> STORED ROWS:
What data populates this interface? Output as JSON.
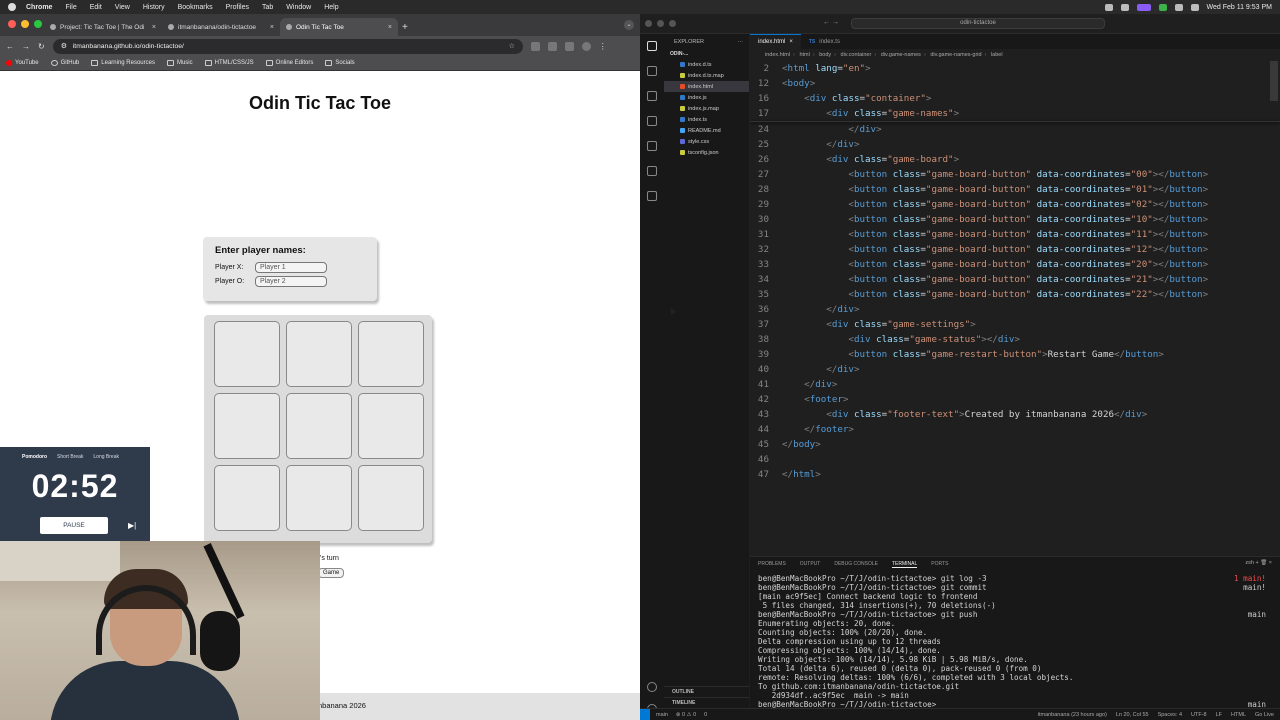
{
  "menubar": {
    "app": "Chrome",
    "items": [
      "File",
      "Edit",
      "View",
      "History",
      "Bookmarks",
      "Profiles",
      "Tab",
      "Window",
      "Help"
    ],
    "clock": "Wed Feb 11  9:53 PM"
  },
  "browser": {
    "tabs": [
      {
        "label": "Project: Tic Tac Toe | The Odi"
      },
      {
        "label": "itmanbanana/odin-tictactoe"
      },
      {
        "label": "Odin Tic Tac Toe"
      }
    ],
    "url": "itmanbanana.github.io/odin-tictactoe/",
    "bookmarks": [
      "YouTube",
      "GitHub",
      "Learning Resources",
      "Music",
      "HTML/CSS/JS",
      "Online Editors",
      "Socials"
    ]
  },
  "page": {
    "title": "Odin Tic Tac Toe",
    "names_heading": "Enter player names:",
    "player_x_label": "Player X:",
    "player_x_placeholder": "Player 1",
    "player_o_label": "Player O:",
    "player_o_placeholder": "Player 2",
    "turn_text": "'s turn",
    "restart_label": "Game",
    "footer_text": "nbanana 2026"
  },
  "pomodoro": {
    "modes": [
      "Pomodoro",
      "Short Break",
      "Long Break"
    ],
    "active_mode": "Pomodoro",
    "time": "02:52",
    "pause_label": "PAUSE",
    "accent": "#2f3a4a"
  },
  "vscode": {
    "search": "odin-tictactoe",
    "explorer_title": "EXPLORER",
    "project": "ODIN-...",
    "files": [
      {
        "name": "index.d.ts",
        "type": "ts"
      },
      {
        "name": "index.d.ts.map",
        "type": "json"
      },
      {
        "name": "index.html",
        "type": "html",
        "selected": true
      },
      {
        "name": "index.js",
        "type": "ts"
      },
      {
        "name": "index.js.map",
        "type": "json"
      },
      {
        "name": "index.ts",
        "type": "ts"
      },
      {
        "name": "README.md",
        "type": "md"
      },
      {
        "name": "style.css",
        "type": "css"
      },
      {
        "name": "tsconfig.json",
        "type": "json"
      }
    ],
    "outline": "OUTLINE",
    "timeline": "TIMELINE",
    "editor_tabs": [
      {
        "label": "index.html",
        "active": true
      },
      {
        "label": "index.ts",
        "active": false
      }
    ],
    "breadcrumbs": [
      "index.html",
      "html",
      "body",
      "div.container",
      "div.game-names",
      "div.game-names-grid",
      "label"
    ],
    "code_lines": [
      {
        "n": "2",
        "html": "<span class=\"t\">&lt;</span><span class=\"tg\">html</span> <span class=\"at\">lang</span>=<span class=\"st\">\"en\"</span><span class=\"t\">&gt;</span>",
        "indent": 0
      },
      {
        "n": "12",
        "html": "<span class=\"t\">&lt;</span><span class=\"tg\">body</span><span class=\"t\">&gt;</span>",
        "indent": 0
      },
      {
        "n": "16",
        "html": "<span class=\"t\">&lt;</span><span class=\"tg\">div</span> <span class=\"at\">class</span>=<span class=\"st\">\"container\"</span><span class=\"t\">&gt;</span>",
        "indent": 1
      },
      {
        "n": "17",
        "html": "<span class=\"t\">&lt;</span><span class=\"tg\">div</span> <span class=\"at\">class</span>=<span class=\"st\">\"game-names\"</span><span class=\"t\">&gt;</span>",
        "indent": 2
      },
      {
        "n": "24",
        "html": "<span class=\"t\">&lt;/</span><span class=\"tg\">div</span><span class=\"t\">&gt;</span>",
        "indent": 3
      },
      {
        "n": "25",
        "html": "<span class=\"t\">&lt;/</span><span class=\"tg\">div</span><span class=\"t\">&gt;</span>",
        "indent": 2
      },
      {
        "n": "26",
        "html": "<span class=\"t\">&lt;</span><span class=\"tg\">div</span> <span class=\"at\">class</span>=<span class=\"st\">\"game-board\"</span><span class=\"t\">&gt;</span>",
        "indent": 2
      },
      {
        "n": "27",
        "html": "<span class=\"t\">&lt;</span><span class=\"tg\">button</span> <span class=\"at\">class</span>=<span class=\"st\">\"game-board-button\"</span> <span class=\"at\">data-coordinates</span>=<span class=\"st\">\"00\"</span><span class=\"t\">&gt;&lt;/</span><span class=\"tg\">button</span><span class=\"t\">&gt;</span>",
        "indent": 3
      },
      {
        "n": "28",
        "html": "<span class=\"t\">&lt;</span><span class=\"tg\">button</span> <span class=\"at\">class</span>=<span class=\"st\">\"game-board-button\"</span> <span class=\"at\">data-coordinates</span>=<span class=\"st\">\"01\"</span><span class=\"t\">&gt;&lt;/</span><span class=\"tg\">button</span><span class=\"t\">&gt;</span>",
        "indent": 3
      },
      {
        "n": "29",
        "html": "<span class=\"t\">&lt;</span><span class=\"tg\">button</span> <span class=\"at\">class</span>=<span class=\"st\">\"game-board-button\"</span> <span class=\"at\">data-coordinates</span>=<span class=\"st\">\"02\"</span><span class=\"t\">&gt;&lt;/</span><span class=\"tg\">button</span><span class=\"t\">&gt;</span>",
        "indent": 3
      },
      {
        "n": "30",
        "html": "<span class=\"t\">&lt;</span><span class=\"tg\">button</span> <span class=\"at\">class</span>=<span class=\"st\">\"game-board-button\"</span> <span class=\"at\">data-coordinates</span>=<span class=\"st\">\"10\"</span><span class=\"t\">&gt;&lt;/</span><span class=\"tg\">button</span><span class=\"t\">&gt;</span>",
        "indent": 3
      },
      {
        "n": "31",
        "html": "<span class=\"t\">&lt;</span><span class=\"tg\">button</span> <span class=\"at\">class</span>=<span class=\"st\">\"game-board-button\"</span> <span class=\"at\">data-coordinates</span>=<span class=\"st\">\"11\"</span><span class=\"t\">&gt;&lt;/</span><span class=\"tg\">button</span><span class=\"t\">&gt;</span>",
        "indent": 3
      },
      {
        "n": "32",
        "html": "<span class=\"t\">&lt;</span><span class=\"tg\">button</span> <span class=\"at\">class</span>=<span class=\"st\">\"game-board-button\"</span> <span class=\"at\">data-coordinates</span>=<span class=\"st\">\"12\"</span><span class=\"t\">&gt;&lt;/</span><span class=\"tg\">button</span><span class=\"t\">&gt;</span>",
        "indent": 3
      },
      {
        "n": "33",
        "html": "<span class=\"t\">&lt;</span><span class=\"tg\">button</span> <span class=\"at\">class</span>=<span class=\"st\">\"game-board-button\"</span> <span class=\"at\">data-coordinates</span>=<span class=\"st\">\"20\"</span><span class=\"t\">&gt;&lt;/</span><span class=\"tg\">button</span><span class=\"t\">&gt;</span>",
        "indent": 3
      },
      {
        "n": "34",
        "html": "<span class=\"t\">&lt;</span><span class=\"tg\">button</span> <span class=\"at\">class</span>=<span class=\"st\">\"game-board-button\"</span> <span class=\"at\">data-coordinates</span>=<span class=\"st\">\"21\"</span><span class=\"t\">&gt;&lt;/</span><span class=\"tg\">button</span><span class=\"t\">&gt;</span>",
        "indent": 3
      },
      {
        "n": "35",
        "html": "<span class=\"t\">&lt;</span><span class=\"tg\">button</span> <span class=\"at\">class</span>=<span class=\"st\">\"game-board-button\"</span> <span class=\"at\">data-coordinates</span>=<span class=\"st\">\"22\"</span><span class=\"t\">&gt;&lt;/</span><span class=\"tg\">button</span><span class=\"t\">&gt;</span>",
        "indent": 3
      },
      {
        "n": "36",
        "html": "<span class=\"t\">&lt;/</span><span class=\"tg\">div</span><span class=\"t\">&gt;</span>",
        "indent": 2
      },
      {
        "n": "37",
        "html": "<span class=\"t\">&lt;</span><span class=\"tg\">div</span> <span class=\"at\">class</span>=<span class=\"st\">\"game-settings\"</span><span class=\"t\">&gt;</span>",
        "indent": 2
      },
      {
        "n": "38",
        "html": "<span class=\"t\">&lt;</span><span class=\"tg\">div</span> <span class=\"at\">class</span>=<span class=\"st\">\"game-status\"</span><span class=\"t\">&gt;&lt;/</span><span class=\"tg\">div</span><span class=\"t\">&gt;</span>",
        "indent": 3
      },
      {
        "n": "39",
        "html": "<span class=\"t\">&lt;</span><span class=\"tg\">button</span> <span class=\"at\">class</span>=<span class=\"st\">\"game-restart-button\"</span><span class=\"t\">&gt;</span><span class=\"tx\">Restart Game</span><span class=\"t\">&lt;/</span><span class=\"tg\">button</span><span class=\"t\">&gt;</span>",
        "indent": 3
      },
      {
        "n": "40",
        "html": "<span class=\"t\">&lt;/</span><span class=\"tg\">div</span><span class=\"t\">&gt;</span>",
        "indent": 2
      },
      {
        "n": "41",
        "html": "<span class=\"t\">&lt;/</span><span class=\"tg\">div</span><span class=\"t\">&gt;</span>",
        "indent": 1
      },
      {
        "n": "42",
        "html": "<span class=\"t\">&lt;</span><span class=\"tg\">footer</span><span class=\"t\">&gt;</span>",
        "indent": 1
      },
      {
        "n": "43",
        "html": "<span class=\"t\">&lt;</span><span class=\"tg\">div</span> <span class=\"at\">class</span>=<span class=\"st\">\"footer-text\"</span><span class=\"t\">&gt;</span><span class=\"tx\">Created by itmanbanana 2026</span><span class=\"t\">&lt;/</span><span class=\"tg\">div</span><span class=\"t\">&gt;</span>",
        "indent": 2
      },
      {
        "n": "44",
        "html": "<span class=\"t\">&lt;/</span><span class=\"tg\">footer</span><span class=\"t\">&gt;</span>",
        "indent": 1
      },
      {
        "n": "45",
        "html": "<span class=\"t\">&lt;/</span><span class=\"tg\">body</span><span class=\"t\">&gt;</span>",
        "indent": 0
      },
      {
        "n": "46",
        "html": "",
        "indent": 0
      },
      {
        "n": "47",
        "html": "<span class=\"t\">&lt;/</span><span class=\"tg\">html</span><span class=\"t\">&gt;</span>",
        "indent": 0
      }
    ],
    "panel_tabs": [
      "PROBLEMS",
      "OUTPUT",
      "DEBUG CONSOLE",
      "TERMINAL",
      "PORTS"
    ],
    "active_panel_tab": "TERMINAL",
    "panel_shell": "zsh",
    "terminal_lines": [
      {
        "text": "ben@BenMacBookPro ~/T/J/odin-tictactoe> git log -3",
        "right": "1 main!",
        "right_red": true
      },
      {
        "text": "ben@BenMacBookPro ~/T/J/odin-tictactoe> git commit",
        "right": "main!",
        "right_red": false
      },
      {
        "text": "[main ac9f5ec] Connect backend logic to frontend",
        "right": "",
        "right_red": false
      },
      {
        "text": " 5 files changed, 314 insertions(+), 70 deletions(-)",
        "right": "",
        "right_red": false
      },
      {
        "text": "ben@BenMacBookPro ~/T/J/odin-tictactoe> git push",
        "right": "main",
        "right_red": false
      },
      {
        "text": "Enumerating objects: 20, done.",
        "right": "",
        "right_red": false
      },
      {
        "text": "Counting objects: 100% (20/20), done.",
        "right": "",
        "right_red": false
      },
      {
        "text": "Delta compression using up to 12 threads",
        "right": "",
        "right_red": false
      },
      {
        "text": "Compressing objects: 100% (14/14), done.",
        "right": "",
        "right_red": false
      },
      {
        "text": "Writing objects: 100% (14/14), 5.98 KiB | 5.98 MiB/s, done.",
        "right": "",
        "right_red": false
      },
      {
        "text": "Total 14 (delta 6), reused 0 (delta 0), pack-reused 0 (from 0)",
        "right": "",
        "right_red": false
      },
      {
        "text": "remote: Resolving deltas: 100% (6/6), completed with 3 local objects.",
        "right": "",
        "right_red": false
      },
      {
        "text": "To github.com:itmanbanana/odin-tictactoe.git",
        "right": "",
        "right_red": false
      },
      {
        "text": "   2d934df..ac9f5ec  main -> main",
        "right": "",
        "right_red": false
      },
      {
        "text": "ben@BenMacBookPro ~/T/J/odin-tictactoe> ",
        "right": "main",
        "right_red": false
      }
    ],
    "status": {
      "branch": "main",
      "problems": "⊗ 0 ⚠ 0",
      "ports": "0",
      "blame": "itmanbanana (23 hours ago)",
      "position": "Ln 20, Col 55",
      "spaces": "Spaces: 4",
      "encoding": "UTF-8",
      "eol": "LF",
      "language": "HTML",
      "live": "Go Live"
    }
  }
}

> JOB:
Every line containing the string "tictactoe" must be listed.

> EXERCISE RESULT:
        "label": "itmanbanana/odin-tictactoe"
    "url": "itmanbanana.github.io/odin-tictactoe/",
    "search": "odin-tictactoe",
        "text": "ben@BenMacBookPro ~/T/J/odin-tictactoe> git log -3",
        "text": "ben@BenMacBookPro ~/T/J/odin-tictactoe> git commit",
        "text": "ben@BenMacBookPro ~/T/J/odin-tictactoe> git push",
        "text": "To github.com:itmanbanana/odin-tictactoe.git",
        "text": "ben@BenMacBookPro ~/T/J/odin-tictactoe> ",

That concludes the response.